--- Start of Records provided ---

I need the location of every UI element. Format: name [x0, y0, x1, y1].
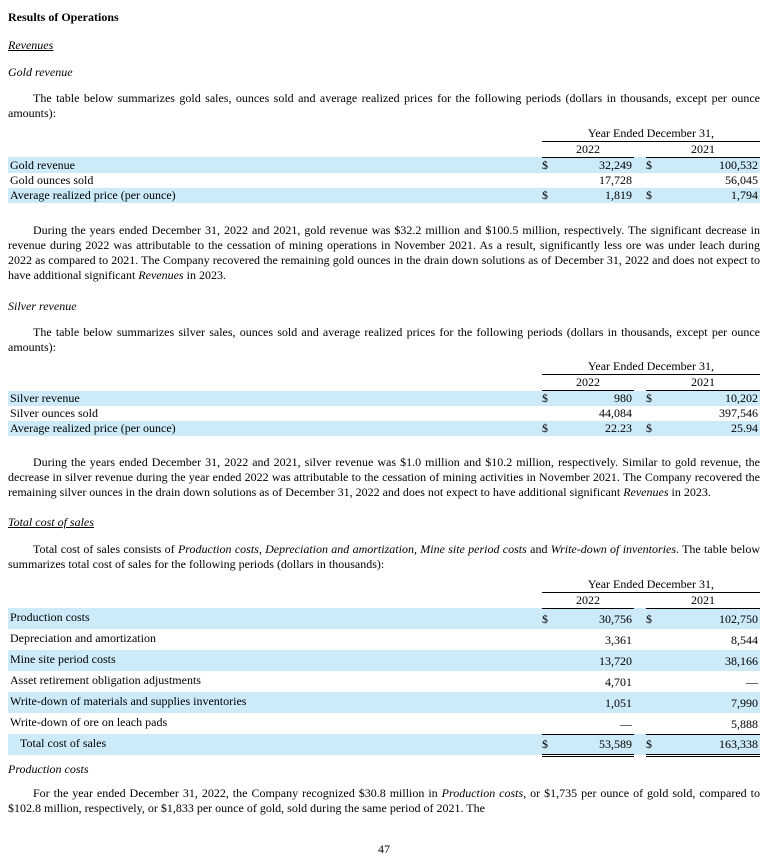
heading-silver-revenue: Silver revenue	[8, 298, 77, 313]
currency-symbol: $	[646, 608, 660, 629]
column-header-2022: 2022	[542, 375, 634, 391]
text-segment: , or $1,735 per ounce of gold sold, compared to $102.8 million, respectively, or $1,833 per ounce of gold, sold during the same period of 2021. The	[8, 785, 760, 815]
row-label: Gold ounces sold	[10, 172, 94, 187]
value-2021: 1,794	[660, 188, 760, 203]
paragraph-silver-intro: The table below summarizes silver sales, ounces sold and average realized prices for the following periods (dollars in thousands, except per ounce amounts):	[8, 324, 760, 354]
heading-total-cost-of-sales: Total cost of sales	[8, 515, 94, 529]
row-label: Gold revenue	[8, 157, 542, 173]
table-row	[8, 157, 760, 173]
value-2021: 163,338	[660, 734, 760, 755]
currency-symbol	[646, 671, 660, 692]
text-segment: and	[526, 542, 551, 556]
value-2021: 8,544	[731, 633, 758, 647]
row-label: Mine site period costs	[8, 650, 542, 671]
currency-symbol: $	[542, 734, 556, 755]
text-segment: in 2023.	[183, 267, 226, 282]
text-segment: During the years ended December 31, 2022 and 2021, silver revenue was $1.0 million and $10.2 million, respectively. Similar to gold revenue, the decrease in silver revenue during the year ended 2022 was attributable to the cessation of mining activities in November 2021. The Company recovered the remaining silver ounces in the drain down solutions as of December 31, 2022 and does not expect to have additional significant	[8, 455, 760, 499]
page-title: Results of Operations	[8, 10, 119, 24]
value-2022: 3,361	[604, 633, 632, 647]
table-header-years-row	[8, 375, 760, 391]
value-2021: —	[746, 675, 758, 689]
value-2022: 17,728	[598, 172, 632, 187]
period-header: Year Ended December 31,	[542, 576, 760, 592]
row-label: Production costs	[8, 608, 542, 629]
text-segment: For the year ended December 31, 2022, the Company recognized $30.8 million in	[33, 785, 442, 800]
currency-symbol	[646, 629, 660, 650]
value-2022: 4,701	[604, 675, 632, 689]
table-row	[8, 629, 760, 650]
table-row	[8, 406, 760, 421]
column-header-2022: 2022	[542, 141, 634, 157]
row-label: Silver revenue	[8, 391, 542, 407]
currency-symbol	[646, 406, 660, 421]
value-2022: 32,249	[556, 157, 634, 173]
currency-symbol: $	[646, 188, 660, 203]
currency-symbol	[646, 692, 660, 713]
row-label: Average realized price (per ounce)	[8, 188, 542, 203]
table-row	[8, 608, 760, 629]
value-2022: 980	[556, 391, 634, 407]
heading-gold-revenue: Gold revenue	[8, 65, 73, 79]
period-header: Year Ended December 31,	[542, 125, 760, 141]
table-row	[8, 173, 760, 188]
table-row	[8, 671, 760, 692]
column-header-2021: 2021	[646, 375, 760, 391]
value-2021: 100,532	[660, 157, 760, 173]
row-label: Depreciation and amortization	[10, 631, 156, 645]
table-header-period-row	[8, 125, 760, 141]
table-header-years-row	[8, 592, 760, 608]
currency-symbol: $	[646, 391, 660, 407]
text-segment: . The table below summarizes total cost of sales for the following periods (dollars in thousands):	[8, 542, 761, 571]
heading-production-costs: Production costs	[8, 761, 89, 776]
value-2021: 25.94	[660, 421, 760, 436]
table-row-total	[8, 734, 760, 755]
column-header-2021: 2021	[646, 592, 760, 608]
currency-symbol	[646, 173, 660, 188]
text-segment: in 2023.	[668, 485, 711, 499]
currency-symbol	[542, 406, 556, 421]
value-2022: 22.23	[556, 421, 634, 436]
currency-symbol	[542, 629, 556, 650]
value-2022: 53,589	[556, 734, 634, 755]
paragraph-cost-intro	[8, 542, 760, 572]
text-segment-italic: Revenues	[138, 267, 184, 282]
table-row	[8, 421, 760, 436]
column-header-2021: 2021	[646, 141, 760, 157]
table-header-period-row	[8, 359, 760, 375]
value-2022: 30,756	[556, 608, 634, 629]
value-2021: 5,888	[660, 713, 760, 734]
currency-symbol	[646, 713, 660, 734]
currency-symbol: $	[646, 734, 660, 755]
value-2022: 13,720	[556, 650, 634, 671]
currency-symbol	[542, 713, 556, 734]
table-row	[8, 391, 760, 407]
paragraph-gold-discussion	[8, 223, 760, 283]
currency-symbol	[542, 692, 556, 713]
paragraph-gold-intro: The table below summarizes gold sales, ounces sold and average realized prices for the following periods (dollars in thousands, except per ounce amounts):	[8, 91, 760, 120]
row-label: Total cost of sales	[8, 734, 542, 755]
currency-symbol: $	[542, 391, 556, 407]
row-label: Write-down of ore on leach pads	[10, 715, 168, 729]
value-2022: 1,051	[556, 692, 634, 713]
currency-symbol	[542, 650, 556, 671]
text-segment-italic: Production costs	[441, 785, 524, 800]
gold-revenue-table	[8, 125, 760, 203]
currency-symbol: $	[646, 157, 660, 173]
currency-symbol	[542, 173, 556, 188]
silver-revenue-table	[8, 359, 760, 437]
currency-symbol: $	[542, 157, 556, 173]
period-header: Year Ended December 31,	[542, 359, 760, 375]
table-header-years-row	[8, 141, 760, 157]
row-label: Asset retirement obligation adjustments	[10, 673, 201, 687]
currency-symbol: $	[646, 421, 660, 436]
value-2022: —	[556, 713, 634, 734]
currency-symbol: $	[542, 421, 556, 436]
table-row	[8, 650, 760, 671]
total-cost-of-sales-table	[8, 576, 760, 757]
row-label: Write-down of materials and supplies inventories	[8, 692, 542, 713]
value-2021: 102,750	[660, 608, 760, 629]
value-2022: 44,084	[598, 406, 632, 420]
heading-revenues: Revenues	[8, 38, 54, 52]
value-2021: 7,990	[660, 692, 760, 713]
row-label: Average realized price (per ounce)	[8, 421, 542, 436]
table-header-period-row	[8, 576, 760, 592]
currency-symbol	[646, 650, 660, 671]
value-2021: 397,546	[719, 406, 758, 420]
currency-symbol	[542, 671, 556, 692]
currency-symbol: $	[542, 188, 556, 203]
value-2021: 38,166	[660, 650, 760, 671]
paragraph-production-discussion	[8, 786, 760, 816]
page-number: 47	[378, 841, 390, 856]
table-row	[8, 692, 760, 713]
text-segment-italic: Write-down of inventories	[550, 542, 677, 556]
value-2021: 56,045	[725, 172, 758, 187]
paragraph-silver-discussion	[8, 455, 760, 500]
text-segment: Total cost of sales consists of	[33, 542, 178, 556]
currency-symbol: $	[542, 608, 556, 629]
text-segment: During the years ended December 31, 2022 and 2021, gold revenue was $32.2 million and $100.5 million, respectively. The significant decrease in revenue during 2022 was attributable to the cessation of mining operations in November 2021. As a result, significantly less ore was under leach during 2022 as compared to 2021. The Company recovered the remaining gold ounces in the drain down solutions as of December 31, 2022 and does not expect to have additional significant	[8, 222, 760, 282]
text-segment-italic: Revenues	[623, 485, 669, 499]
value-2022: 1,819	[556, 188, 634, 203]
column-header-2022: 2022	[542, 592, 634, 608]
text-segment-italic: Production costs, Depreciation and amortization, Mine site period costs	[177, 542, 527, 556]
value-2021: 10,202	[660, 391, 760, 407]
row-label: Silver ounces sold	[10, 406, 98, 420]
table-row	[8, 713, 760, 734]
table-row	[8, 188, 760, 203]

--- End of Records provided ---

Pull out every line of the items above that contains the word "amortization", and copy each one in full.

Solution for this problem:
row-label: Depreciation and amortization	[10, 631, 156, 645]
text-segment-italic: Production costs, Depreciation and amortization, Mine site period costs	[177, 542, 527, 556]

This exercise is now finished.